### WHAT YOU WILL DO
Gather every line holding the string "bidirectional".

### GIVEN INFORMATION
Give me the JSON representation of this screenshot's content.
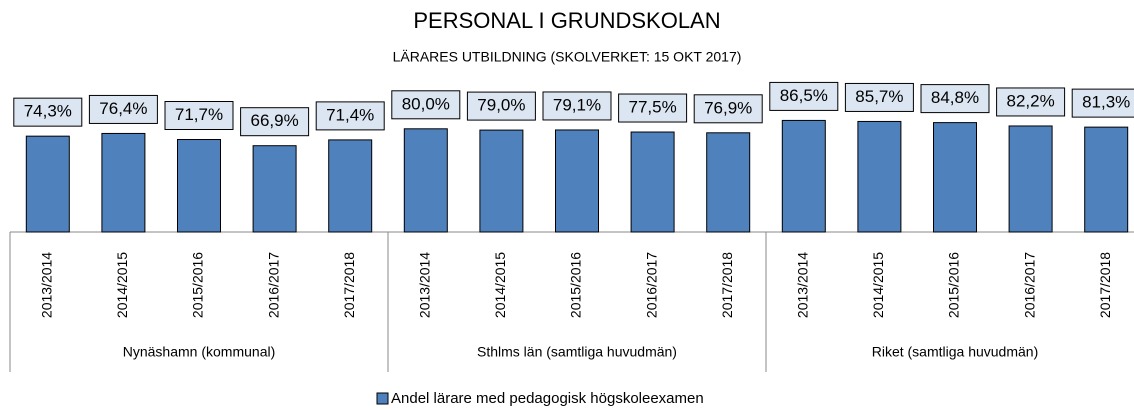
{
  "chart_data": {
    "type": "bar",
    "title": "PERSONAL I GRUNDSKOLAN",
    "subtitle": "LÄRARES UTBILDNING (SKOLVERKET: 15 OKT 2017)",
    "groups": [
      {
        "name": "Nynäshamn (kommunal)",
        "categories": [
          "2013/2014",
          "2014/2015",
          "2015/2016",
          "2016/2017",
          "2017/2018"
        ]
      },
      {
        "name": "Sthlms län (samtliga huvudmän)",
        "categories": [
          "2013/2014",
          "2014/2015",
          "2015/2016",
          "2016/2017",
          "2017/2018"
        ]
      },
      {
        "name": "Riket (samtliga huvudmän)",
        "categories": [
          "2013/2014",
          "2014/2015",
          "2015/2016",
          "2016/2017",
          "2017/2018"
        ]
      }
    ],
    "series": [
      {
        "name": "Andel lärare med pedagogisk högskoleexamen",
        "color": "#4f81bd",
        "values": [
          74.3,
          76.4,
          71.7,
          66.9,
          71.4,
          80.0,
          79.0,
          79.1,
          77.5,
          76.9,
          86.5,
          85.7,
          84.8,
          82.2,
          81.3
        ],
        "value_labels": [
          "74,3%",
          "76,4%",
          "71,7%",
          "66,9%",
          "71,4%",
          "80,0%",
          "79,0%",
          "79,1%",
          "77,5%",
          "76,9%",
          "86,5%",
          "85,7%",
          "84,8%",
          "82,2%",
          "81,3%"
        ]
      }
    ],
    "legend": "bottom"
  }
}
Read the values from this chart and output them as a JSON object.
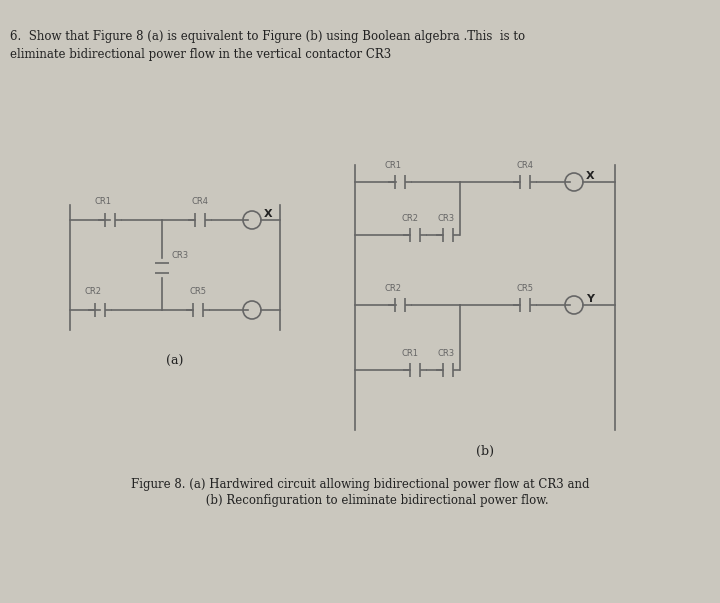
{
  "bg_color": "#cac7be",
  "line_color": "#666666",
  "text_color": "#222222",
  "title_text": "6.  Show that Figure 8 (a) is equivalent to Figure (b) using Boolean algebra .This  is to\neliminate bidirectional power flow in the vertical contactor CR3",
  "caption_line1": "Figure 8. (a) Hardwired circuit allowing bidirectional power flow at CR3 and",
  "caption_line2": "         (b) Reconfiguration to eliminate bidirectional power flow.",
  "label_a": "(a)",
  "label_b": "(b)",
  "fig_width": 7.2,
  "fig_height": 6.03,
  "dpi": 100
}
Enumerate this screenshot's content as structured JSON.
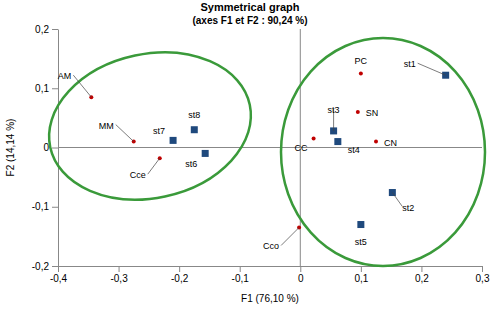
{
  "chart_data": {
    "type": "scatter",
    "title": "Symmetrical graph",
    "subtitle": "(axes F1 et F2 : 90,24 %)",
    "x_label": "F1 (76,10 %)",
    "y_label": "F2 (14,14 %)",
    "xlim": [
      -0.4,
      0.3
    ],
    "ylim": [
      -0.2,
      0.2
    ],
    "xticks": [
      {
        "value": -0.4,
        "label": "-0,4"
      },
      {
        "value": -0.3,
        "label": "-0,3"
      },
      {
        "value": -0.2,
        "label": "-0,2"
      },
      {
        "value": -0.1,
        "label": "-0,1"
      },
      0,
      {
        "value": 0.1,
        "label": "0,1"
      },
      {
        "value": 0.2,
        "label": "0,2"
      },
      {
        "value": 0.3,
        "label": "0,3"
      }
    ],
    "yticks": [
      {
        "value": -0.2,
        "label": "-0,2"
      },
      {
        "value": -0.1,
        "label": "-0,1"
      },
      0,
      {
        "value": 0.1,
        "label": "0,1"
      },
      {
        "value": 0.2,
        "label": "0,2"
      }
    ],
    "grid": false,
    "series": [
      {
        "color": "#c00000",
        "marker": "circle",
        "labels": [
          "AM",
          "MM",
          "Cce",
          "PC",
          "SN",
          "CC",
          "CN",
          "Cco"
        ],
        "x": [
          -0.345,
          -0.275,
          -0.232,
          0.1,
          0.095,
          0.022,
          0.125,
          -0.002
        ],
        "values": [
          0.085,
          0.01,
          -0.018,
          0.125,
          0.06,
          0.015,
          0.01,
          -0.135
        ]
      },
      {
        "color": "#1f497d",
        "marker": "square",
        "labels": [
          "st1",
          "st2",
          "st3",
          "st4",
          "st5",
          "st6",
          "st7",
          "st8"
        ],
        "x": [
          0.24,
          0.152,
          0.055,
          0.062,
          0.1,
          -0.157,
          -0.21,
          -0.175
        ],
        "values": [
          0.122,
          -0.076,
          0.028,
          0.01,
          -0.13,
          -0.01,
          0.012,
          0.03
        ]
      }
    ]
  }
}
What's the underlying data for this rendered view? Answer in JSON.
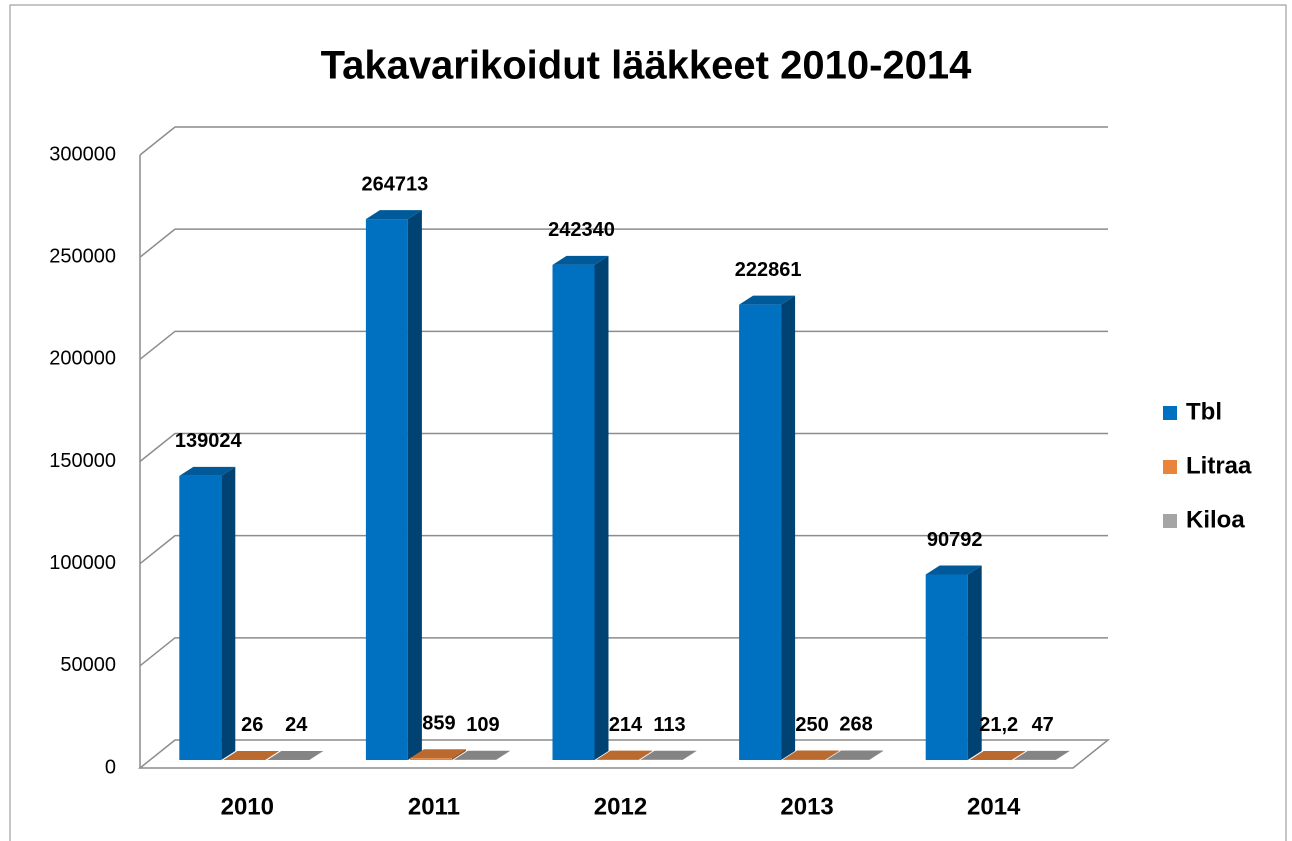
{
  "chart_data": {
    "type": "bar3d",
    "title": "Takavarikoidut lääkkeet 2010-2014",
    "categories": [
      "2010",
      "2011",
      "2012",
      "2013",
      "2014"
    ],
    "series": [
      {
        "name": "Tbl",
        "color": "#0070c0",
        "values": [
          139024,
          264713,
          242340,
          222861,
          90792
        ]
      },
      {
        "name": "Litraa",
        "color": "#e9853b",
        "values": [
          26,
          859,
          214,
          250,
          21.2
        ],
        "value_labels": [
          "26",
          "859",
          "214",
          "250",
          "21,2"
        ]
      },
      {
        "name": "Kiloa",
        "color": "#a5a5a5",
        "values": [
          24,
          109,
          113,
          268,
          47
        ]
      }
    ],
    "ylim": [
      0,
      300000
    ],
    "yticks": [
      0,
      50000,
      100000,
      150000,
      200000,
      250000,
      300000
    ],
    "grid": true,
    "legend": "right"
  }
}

...

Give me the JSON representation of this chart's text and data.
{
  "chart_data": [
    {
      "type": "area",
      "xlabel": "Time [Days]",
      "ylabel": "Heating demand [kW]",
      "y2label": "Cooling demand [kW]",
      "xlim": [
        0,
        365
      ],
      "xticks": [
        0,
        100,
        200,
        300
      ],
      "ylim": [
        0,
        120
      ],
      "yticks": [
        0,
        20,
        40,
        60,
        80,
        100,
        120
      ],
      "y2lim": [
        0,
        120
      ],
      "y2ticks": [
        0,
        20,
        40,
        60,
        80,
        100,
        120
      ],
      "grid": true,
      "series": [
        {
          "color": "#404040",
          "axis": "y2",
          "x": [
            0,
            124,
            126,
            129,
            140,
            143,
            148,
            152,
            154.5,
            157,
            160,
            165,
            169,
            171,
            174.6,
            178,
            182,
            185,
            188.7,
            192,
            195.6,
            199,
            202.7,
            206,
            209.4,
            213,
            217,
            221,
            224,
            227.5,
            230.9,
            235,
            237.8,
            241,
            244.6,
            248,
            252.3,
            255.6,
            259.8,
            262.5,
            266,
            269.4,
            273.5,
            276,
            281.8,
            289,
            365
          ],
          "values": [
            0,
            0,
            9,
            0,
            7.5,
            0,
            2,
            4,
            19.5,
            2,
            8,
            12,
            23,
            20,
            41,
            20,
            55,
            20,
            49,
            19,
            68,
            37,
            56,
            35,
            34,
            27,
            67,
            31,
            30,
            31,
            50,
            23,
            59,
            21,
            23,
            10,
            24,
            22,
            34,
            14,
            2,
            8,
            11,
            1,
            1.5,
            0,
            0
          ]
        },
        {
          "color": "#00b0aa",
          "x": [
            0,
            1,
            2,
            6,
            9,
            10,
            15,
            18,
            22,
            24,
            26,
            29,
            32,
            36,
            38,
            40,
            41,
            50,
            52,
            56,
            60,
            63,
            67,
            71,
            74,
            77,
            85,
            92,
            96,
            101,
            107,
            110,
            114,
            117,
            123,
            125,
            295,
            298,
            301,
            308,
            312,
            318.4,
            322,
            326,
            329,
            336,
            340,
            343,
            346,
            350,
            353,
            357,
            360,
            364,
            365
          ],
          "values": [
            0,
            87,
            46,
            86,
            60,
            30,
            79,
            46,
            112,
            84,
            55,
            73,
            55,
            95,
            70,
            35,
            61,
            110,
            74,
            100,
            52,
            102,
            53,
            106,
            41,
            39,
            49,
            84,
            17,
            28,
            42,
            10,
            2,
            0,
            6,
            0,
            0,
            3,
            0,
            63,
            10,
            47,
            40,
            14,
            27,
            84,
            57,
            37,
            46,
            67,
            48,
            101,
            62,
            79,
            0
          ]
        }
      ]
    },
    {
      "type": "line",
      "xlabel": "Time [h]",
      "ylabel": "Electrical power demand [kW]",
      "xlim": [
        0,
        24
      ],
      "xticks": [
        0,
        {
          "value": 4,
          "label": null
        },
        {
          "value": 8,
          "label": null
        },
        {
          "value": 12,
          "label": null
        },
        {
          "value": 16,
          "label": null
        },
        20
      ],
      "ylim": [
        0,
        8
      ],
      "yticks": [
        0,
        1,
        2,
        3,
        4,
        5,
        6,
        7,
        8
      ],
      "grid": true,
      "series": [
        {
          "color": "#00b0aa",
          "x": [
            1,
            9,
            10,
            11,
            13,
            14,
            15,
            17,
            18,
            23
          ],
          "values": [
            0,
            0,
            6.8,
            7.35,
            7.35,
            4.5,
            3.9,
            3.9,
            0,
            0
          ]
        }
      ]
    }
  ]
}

...

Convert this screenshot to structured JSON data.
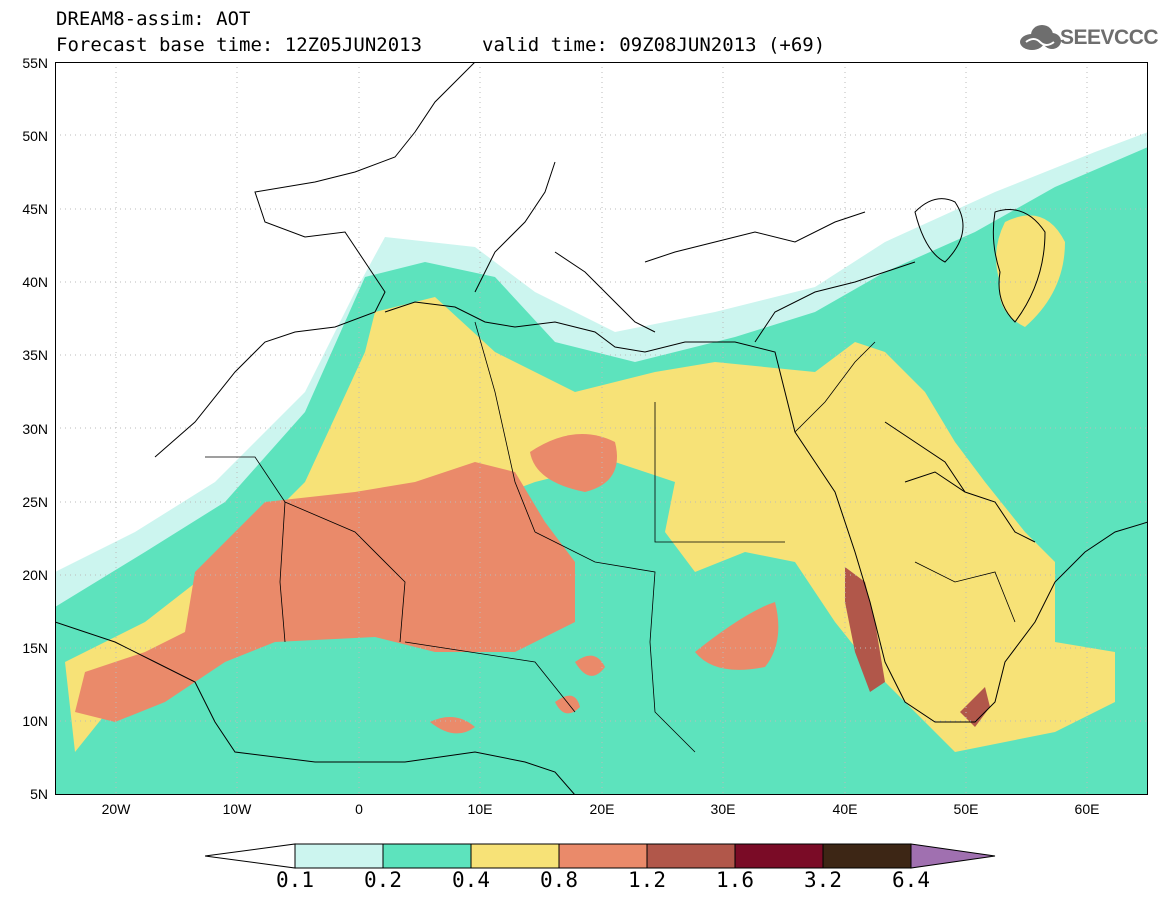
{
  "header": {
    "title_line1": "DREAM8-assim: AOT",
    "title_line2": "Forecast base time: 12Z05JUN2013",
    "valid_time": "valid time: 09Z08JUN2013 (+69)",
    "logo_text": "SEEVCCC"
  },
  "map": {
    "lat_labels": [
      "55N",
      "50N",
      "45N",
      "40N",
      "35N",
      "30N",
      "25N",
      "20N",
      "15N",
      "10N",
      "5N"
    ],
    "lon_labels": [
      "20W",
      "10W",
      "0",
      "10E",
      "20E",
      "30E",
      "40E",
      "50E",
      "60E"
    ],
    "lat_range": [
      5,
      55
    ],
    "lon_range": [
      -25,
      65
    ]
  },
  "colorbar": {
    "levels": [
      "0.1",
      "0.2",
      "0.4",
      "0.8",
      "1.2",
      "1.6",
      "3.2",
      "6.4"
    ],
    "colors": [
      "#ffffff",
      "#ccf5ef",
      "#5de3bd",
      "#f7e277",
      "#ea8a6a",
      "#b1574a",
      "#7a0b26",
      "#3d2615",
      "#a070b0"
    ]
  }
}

### FINISHED EXERCISE
  "title_text": "6.  Show that Figure 8 (a) is equivalent to Figure (b) using Boolean algebra .This  is to\neliminate bidirectional power flow in the vertical contactor CR3",
  "caption_line1": "Figure 8. (a) Hardwired circuit allowing bidirectional power flow at CR3 and",
  "caption_line2": "         (b) Reconfiguration to eliminate bidirectional power flow.",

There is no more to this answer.